* EXERCISE GOAL *
Repeat the listing word for word. No pictures belong in the copy.
---------- DATA SUPPLIED ----------
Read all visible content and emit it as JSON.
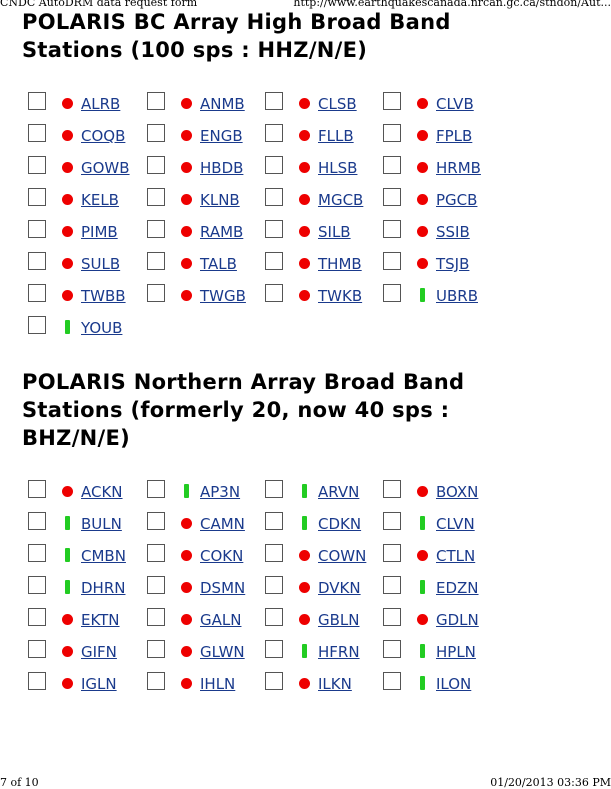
{
  "print_header": {
    "left": "CNDC AutoDRM data request form",
    "right": "http://www.earthquakescanada.nrcan.gc.ca/stndon/Aut..."
  },
  "print_footer": {
    "left": "7 of 10",
    "right": "01/20/2013 03:36 PM"
  },
  "sections": [
    {
      "title_line1": "POLARIS BC Array High Broad Band",
      "title_line2": "Stations (100 sps : HHZ/N/E)",
      "stations": [
        {
          "code": "ALRB",
          "status": "red"
        },
        {
          "code": "ANMB",
          "status": "red"
        },
        {
          "code": "CLSB",
          "status": "red"
        },
        {
          "code": "CLVB",
          "status": "red"
        },
        {
          "code": "COQB",
          "status": "red"
        },
        {
          "code": "ENGB",
          "status": "red"
        },
        {
          "code": "FLLB",
          "status": "red"
        },
        {
          "code": "FPLB",
          "status": "red"
        },
        {
          "code": "GOWB",
          "status": "red"
        },
        {
          "code": "HBDB",
          "status": "red"
        },
        {
          "code": "HLSB",
          "status": "red"
        },
        {
          "code": "HRMB",
          "status": "red"
        },
        {
          "code": "KELB",
          "status": "red"
        },
        {
          "code": "KLNB",
          "status": "red"
        },
        {
          "code": "MGCB",
          "status": "red"
        },
        {
          "code": "PGCB",
          "status": "red"
        },
        {
          "code": "PIMB",
          "status": "red"
        },
        {
          "code": "RAMB",
          "status": "red"
        },
        {
          "code": "SILB",
          "status": "red"
        },
        {
          "code": "SSIB",
          "status": "red"
        },
        {
          "code": "SULB",
          "status": "red"
        },
        {
          "code": "TALB",
          "status": "red"
        },
        {
          "code": "THMB",
          "status": "red"
        },
        {
          "code": "TSJB",
          "status": "red"
        },
        {
          "code": "TWBB",
          "status": "red"
        },
        {
          "code": "TWGB",
          "status": "red"
        },
        {
          "code": "TWKB",
          "status": "red"
        },
        {
          "code": "UBRB",
          "status": "green"
        },
        {
          "code": "YOUB",
          "status": "green"
        }
      ]
    },
    {
      "title_line1": "POLARIS Northern Array Broad Band",
      "title_line2": "Stations (formerly 20, now 40 sps :",
      "title_line3": "BHZ/N/E)",
      "stations": [
        {
          "code": "ACKN",
          "status": "red"
        },
        {
          "code": "AP3N",
          "status": "green"
        },
        {
          "code": "ARVN",
          "status": "green"
        },
        {
          "code": "BOXN",
          "status": "red"
        },
        {
          "code": "BULN",
          "status": "green"
        },
        {
          "code": "CAMN",
          "status": "red"
        },
        {
          "code": "CDKN",
          "status": "green"
        },
        {
          "code": "CLVN",
          "status": "green"
        },
        {
          "code": "CMBN",
          "status": "green"
        },
        {
          "code": "COKN",
          "status": "red"
        },
        {
          "code": "COWN",
          "status": "red"
        },
        {
          "code": "CTLN",
          "status": "red"
        },
        {
          "code": "DHRN",
          "status": "green"
        },
        {
          "code": "DSMN",
          "status": "red"
        },
        {
          "code": "DVKN",
          "status": "red"
        },
        {
          "code": "EDZN",
          "status": "green"
        },
        {
          "code": "EKTN",
          "status": "red"
        },
        {
          "code": "GALN",
          "status": "red"
        },
        {
          "code": "GBLN",
          "status": "red"
        },
        {
          "code": "GDLN",
          "status": "red"
        },
        {
          "code": "GIFN",
          "status": "red"
        },
        {
          "code": "GLWN",
          "status": "red"
        },
        {
          "code": "HFRN",
          "status": "green"
        },
        {
          "code": "HPLN",
          "status": "green"
        },
        {
          "code": "IGLN",
          "status": "red"
        },
        {
          "code": "IHLN",
          "status": "red"
        },
        {
          "code": "ILKN",
          "status": "red"
        },
        {
          "code": "ILON",
          "status": "green"
        }
      ]
    }
  ],
  "colors": {
    "link": "#1a3a8c",
    "status_red": "#ee0000",
    "status_green": "#22cc22"
  },
  "icons": {
    "red": "red-status-dot-icon",
    "green": "green-status-bar-icon"
  }
}
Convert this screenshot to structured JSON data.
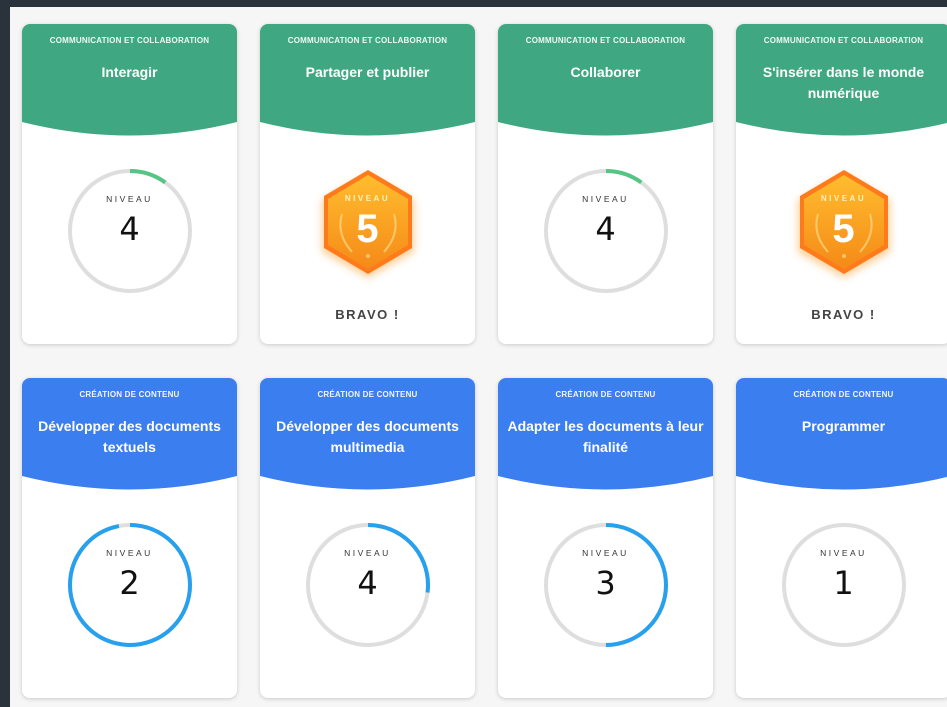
{
  "colors": {
    "communication_header": "#3fa882",
    "creation_header": "#3b7ef0",
    "communication_progress": "#55c586",
    "creation_progress": "#27a0ee",
    "ring_track": "#dedede",
    "badge_orange": "#f7961e"
  },
  "icons": {
    "badge": "hexagon-laurel-badge-icon",
    "ring": "progress-ring-icon"
  },
  "cards": [
    {
      "category": "COMMUNICATION ET COLLABORATION",
      "title": "Interagir",
      "niveau_label": "NIVEAU",
      "niveau_value": "4",
      "progress": 0.1,
      "completed": false
    },
    {
      "category": "COMMUNICATION ET COLLABORATION",
      "title": "Partager et publier",
      "niveau_label": "NIVEAU",
      "niveau_value": "5",
      "progress": 1,
      "completed": true,
      "completed_text": "BRAVO !"
    },
    {
      "category": "COMMUNICATION ET COLLABORATION",
      "title": "Collaborer",
      "niveau_label": "NIVEAU",
      "niveau_value": "4",
      "progress": 0.1,
      "completed": false
    },
    {
      "category": "COMMUNICATION ET COLLABORATION",
      "title": "S'insérer dans le monde numérique",
      "niveau_label": "NIVEAU",
      "niveau_value": "5",
      "progress": 1,
      "completed": true,
      "completed_text": "BRAVO !"
    },
    {
      "category": "CRÉATION DE CONTENU",
      "title": "Développer des documents textuels",
      "niveau_label": "NIVEAU",
      "niveau_value": "2",
      "progress": 0.97,
      "completed": false
    },
    {
      "category": "CRÉATION DE CONTENU",
      "title": "Développer des documents multimedia",
      "niveau_label": "NIVEAU",
      "niveau_value": "4",
      "progress": 0.27,
      "completed": false
    },
    {
      "category": "CRÉATION DE CONTENU",
      "title": "Adapter les documents à leur finalité",
      "niveau_label": "NIVEAU",
      "niveau_value": "3",
      "progress": 0.5,
      "completed": false
    },
    {
      "category": "CRÉATION DE CONTENU",
      "title": "Programmer",
      "niveau_label": "NIVEAU",
      "niveau_value": "1",
      "progress": 0,
      "completed": false
    }
  ]
}
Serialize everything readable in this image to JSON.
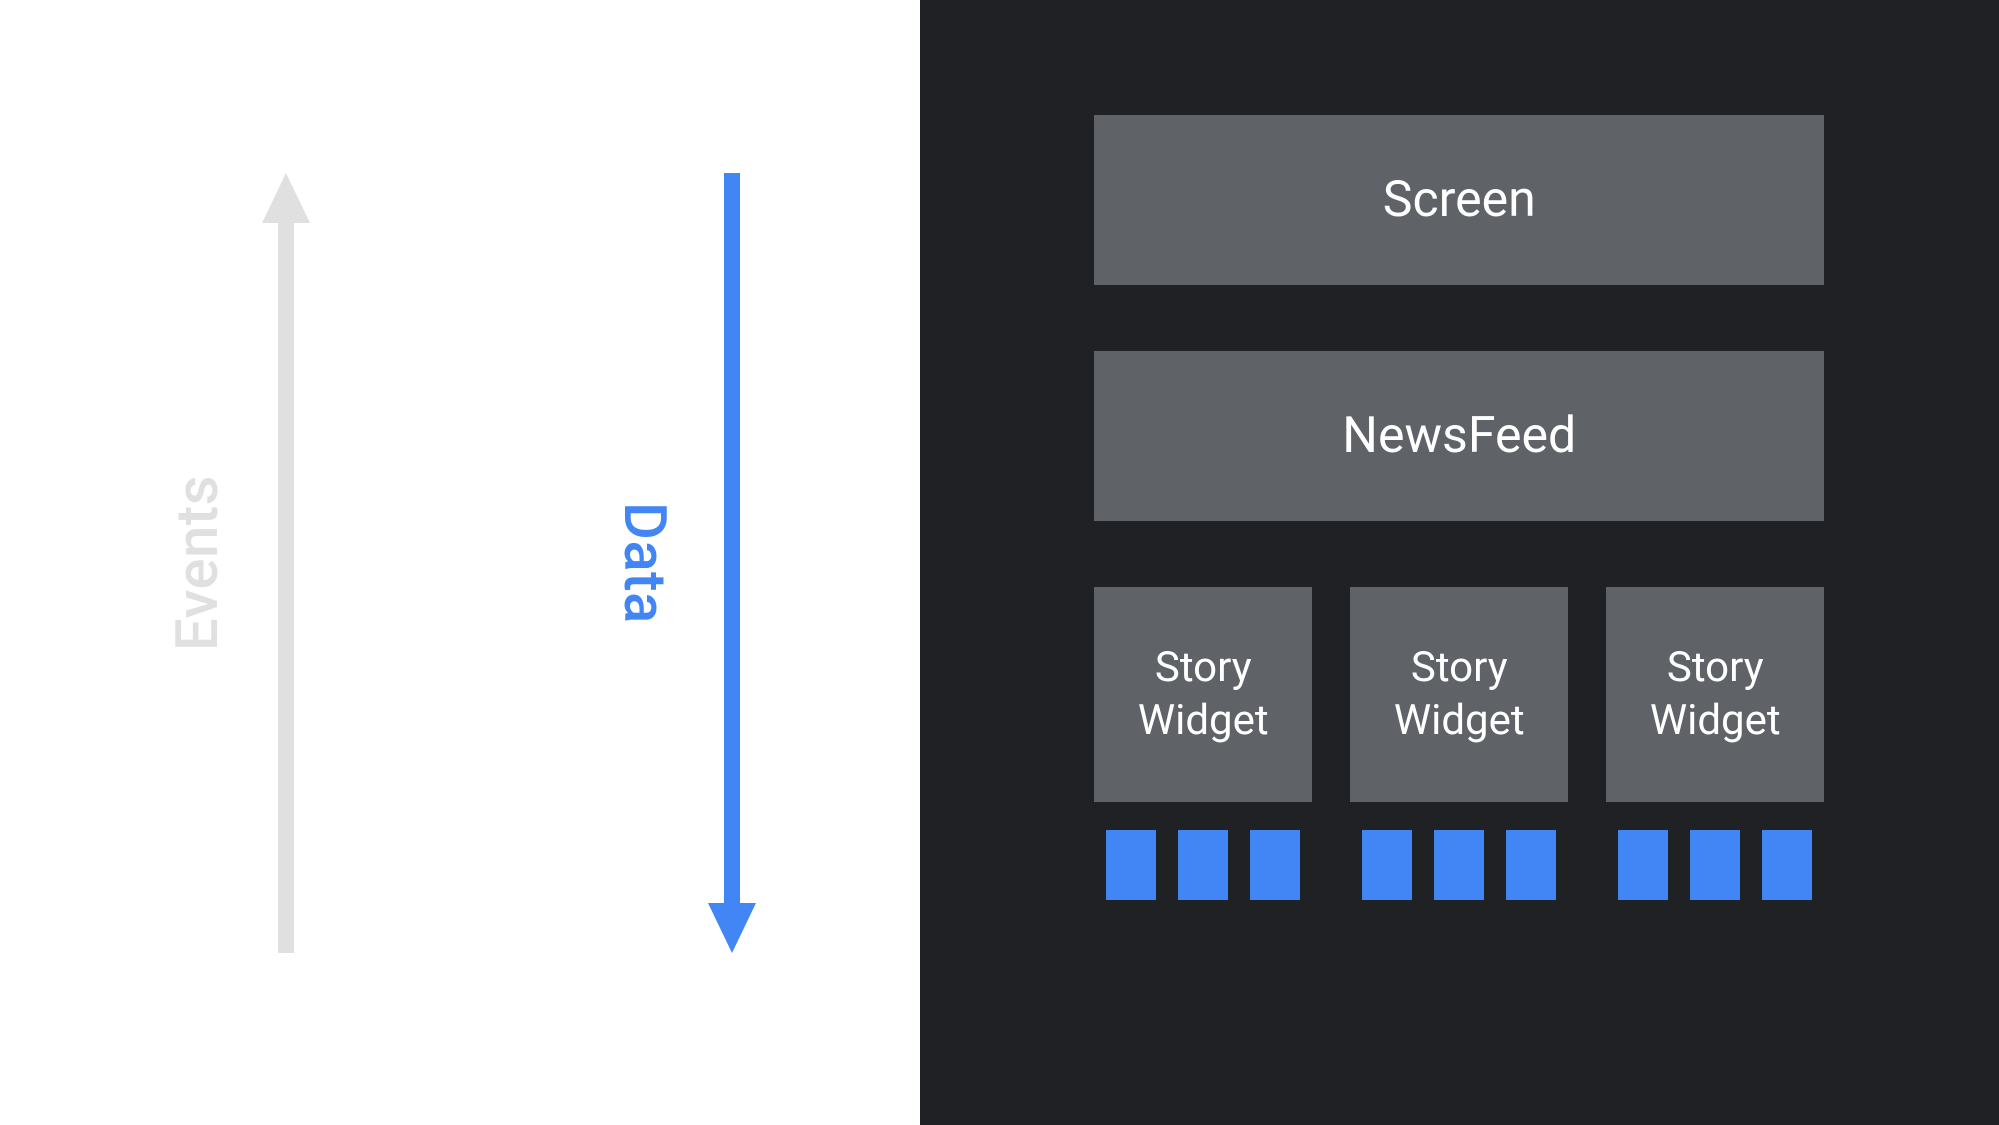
{
  "left": {
    "events_label": "Events",
    "data_label": "Data",
    "colors": {
      "events_arrow": "#e0e0e0",
      "data_arrow": "#4285F4"
    }
  },
  "right": {
    "screen_label": "Screen",
    "newsfeed_label": "NewsFeed",
    "widgets": [
      {
        "label": "Story\nWidget",
        "chips": 3
      },
      {
        "label": "Story\nWidget",
        "chips": 3
      },
      {
        "label": "Story\nWidget",
        "chips": 3
      }
    ],
    "colors": {
      "background": "#202124",
      "box": "#5f6368",
      "chip": "#4285F4",
      "text": "#ffffff"
    }
  }
}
----------
* OUTPUT FOR THIS EXERCISE *
Read all visible content and emit it as JSON.
{
  "print_header": {
    "left": "CNDC AutoDRM data request form",
    "right": "http://www.earthquakescanada.nrcan.gc.ca/stndon/Aut..."
  },
  "print_footer": {
    "left": "7 of 10",
    "right": "01/20/2013 03:36 PM"
  },
  "sections": [
    {
      "title_line1": "POLARIS BC Array High Broad Band",
      "title_line2": "Stations (100 sps : HHZ/N/E)",
      "stations": [
        {
          "code": "ALRB",
          "status": "red"
        },
        {
          "code": "ANMB",
          "status": "red"
        },
        {
          "code": "CLSB",
          "status": "red"
        },
        {
          "code": "CLVB",
          "status": "red"
        },
        {
          "code": "COQB",
          "status": "red"
        },
        {
          "code": "ENGB",
          "status": "red"
        },
        {
          "code": "FLLB",
          "status": "red"
        },
        {
          "code": "FPLB",
          "status": "red"
        },
        {
          "code": "GOWB",
          "status": "red"
        },
        {
          "code": "HBDB",
          "status": "red"
        },
        {
          "code": "HLSB",
          "status": "red"
        },
        {
          "code": "HRMB",
          "status": "red"
        },
        {
          "code": "KELB",
          "status": "red"
        },
        {
          "code": "KLNB",
          "status": "red"
        },
        {
          "code": "MGCB",
          "status": "red"
        },
        {
          "code": "PGCB",
          "status": "red"
        },
        {
          "code": "PIMB",
          "status": "red"
        },
        {
          "code": "RAMB",
          "status": "red"
        },
        {
          "code": "SILB",
          "status": "red"
        },
        {
          "code": "SSIB",
          "status": "red"
        },
        {
          "code": "SULB",
          "status": "red"
        },
        {
          "code": "TALB",
          "status": "red"
        },
        {
          "code": "THMB",
          "status": "red"
        },
        {
          "code": "TSJB",
          "status": "red"
        },
        {
          "code": "TWBB",
          "status": "red"
        },
        {
          "code": "TWGB",
          "status": "red"
        },
        {
          "code": "TWKB",
          "status": "red"
        },
        {
          "code": "UBRB",
          "status": "green"
        },
        {
          "code": "YOUB",
          "status": "green"
        }
      ]
    },
    {
      "title_line1": "POLARIS Northern Array Broad Band",
      "title_line2": "Stations (formerly 20, now 40 sps :",
      "title_line3": "BHZ/N/E)",
      "stations": [
        {
          "code": "ACKN",
          "status": "red"
        },
        {
          "code": "AP3N",
          "status": "green"
        },
        {
          "code": "ARVN",
          "status": "green"
        },
        {
          "code": "BOXN",
          "status": "red"
        },
        {
          "code": "BULN",
          "status": "green"
        },
        {
          "code": "CAMN",
          "status": "red"
        },
        {
          "code": "CDKN",
          "status": "green"
        },
        {
          "code": "CLVN",
          "status": "green"
        },
        {
          "code": "CMBN",
          "status": "green"
        },
        {
          "code": "COKN",
          "status": "red"
        },
        {
          "code": "COWN",
          "status": "red"
        },
        {
          "code": "CTLN",
          "status": "red"
        },
        {
          "code": "DHRN",
          "status": "green"
        },
        {
          "code": "DSMN",
          "status": "red"
        },
        {
          "code": "DVKN",
          "status": "red"
        },
        {
          "code": "EDZN",
          "status": "green"
        },
        {
          "code": "EKTN",
          "status": "red"
        },
        {
          "code": "GALN",
          "status": "red"
        },
        {
          "code": "GBLN",
          "status": "red"
        },
        {
          "code": "GDLN",
          "status": "red"
        },
        {
          "code": "GIFN",
          "status": "red"
        },
        {
          "code": "GLWN",
          "status": "red"
        },
        {
          "code": "HFRN",
          "status": "green"
        },
        {
          "code": "HPLN",
          "status": "green"
        },
        {
          "code": "IGLN",
          "status": "red"
        },
        {
          "code": "IHLN",
          "status": "red"
        },
        {
          "code": "ILKN",
          "status": "red"
        },
        {
          "code": "ILON",
          "status": "green"
        }
      ]
    }
  ],
  "colors": {
    "link": "#1a3a8c",
    "status_red": "#ee0000",
    "status_green": "#22cc22"
  },
  "icons": {
    "red": "red-status-dot-icon",
    "green": "green-status-bar-icon"
  }
}
Convert this screenshot to structured JSON data.
{
  "colors": {
    "communication_header": "#3fa882",
    "creation_header": "#3b7ef0",
    "communication_progress": "#55c586",
    "creation_progress": "#27a0ee",
    "ring_track": "#dedede",
    "badge_orange": "#f7961e"
  },
  "icons": {
    "badge": "hexagon-laurel-badge-icon",
    "ring": "progress-ring-icon"
  },
  "cards": [
    {
      "category": "COMMUNICATION ET COLLABORATION",
      "title": "Interagir",
      "niveau_label": "NIVEAU",
      "niveau_value": "4",
      "progress": 0.1,
      "completed": false
    },
    {
      "category": "COMMUNICATION ET COLLABORATION",
      "title": "Partager et publier",
      "niveau_label": "NIVEAU",
      "niveau_value": "5",
      "progress": 1,
      "completed": true,
      "completed_text": "BRAVO !"
    },
    {
      "category": "COMMUNICATION ET COLLABORATION",
      "title": "Collaborer",
      "niveau_label": "NIVEAU",
      "niveau_value": "4",
      "progress": 0.1,
      "completed": false
    },
    {
      "category": "COMMUNICATION ET COLLABORATION",
      "title": "S'insérer dans le monde numérique",
      "niveau_label": "NIVEAU",
      "niveau_value": "5",
      "progress": 1,
      "completed": true,
      "completed_text": "BRAVO !"
    },
    {
      "category": "CRÉATION DE CONTENU",
      "title": "Développer des documents textuels",
      "niveau_label": "NIVEAU",
      "niveau_value": "2",
      "progress": 0.97,
      "completed": false
    },
    {
      "category": "CRÉATION DE CONTENU",
      "title": "Développer des documents multimedia",
      "niveau_label": "NIVEAU",
      "niveau_value": "4",
      "progress": 0.27,
      "completed": false
    },
    {
      "category": "CRÉATION DE CONTENU",
      "title": "Adapter les documents à leur finalité",
      "niveau_label": "NIVEAU",
      "niveau_value": "3",
      "progress": 0.5,
      "completed": false
    },
    {
      "category": "CRÉATION DE CONTENU",
      "title": "Programmer",
      "niveau_label": "NIVEAU",
      "niveau_value": "1",
      "progress": 0,
      "completed": false
    }
  ]
}
Serialize everything readable in this image to JSON.
{
  "left": {
    "events_label": "Events",
    "data_label": "Data",
    "colors": {
      "events_arrow": "#e0e0e0",
      "data_arrow": "#4285F4"
    }
  },
  "right": {
    "screen_label": "Screen",
    "newsfeed_label": "NewsFeed",
    "widgets": [
      {
        "label": "Story\nWidget",
        "chips": 3
      },
      {
        "label": "Story\nWidget",
        "chips": 3
      },
      {
        "label": "Story\nWidget",
        "chips": 3
      }
    ],
    "colors": {
      "background": "#202124",
      "box": "#5f6368",
      "chip": "#4285F4",
      "text": "#ffffff"
    }
  }
}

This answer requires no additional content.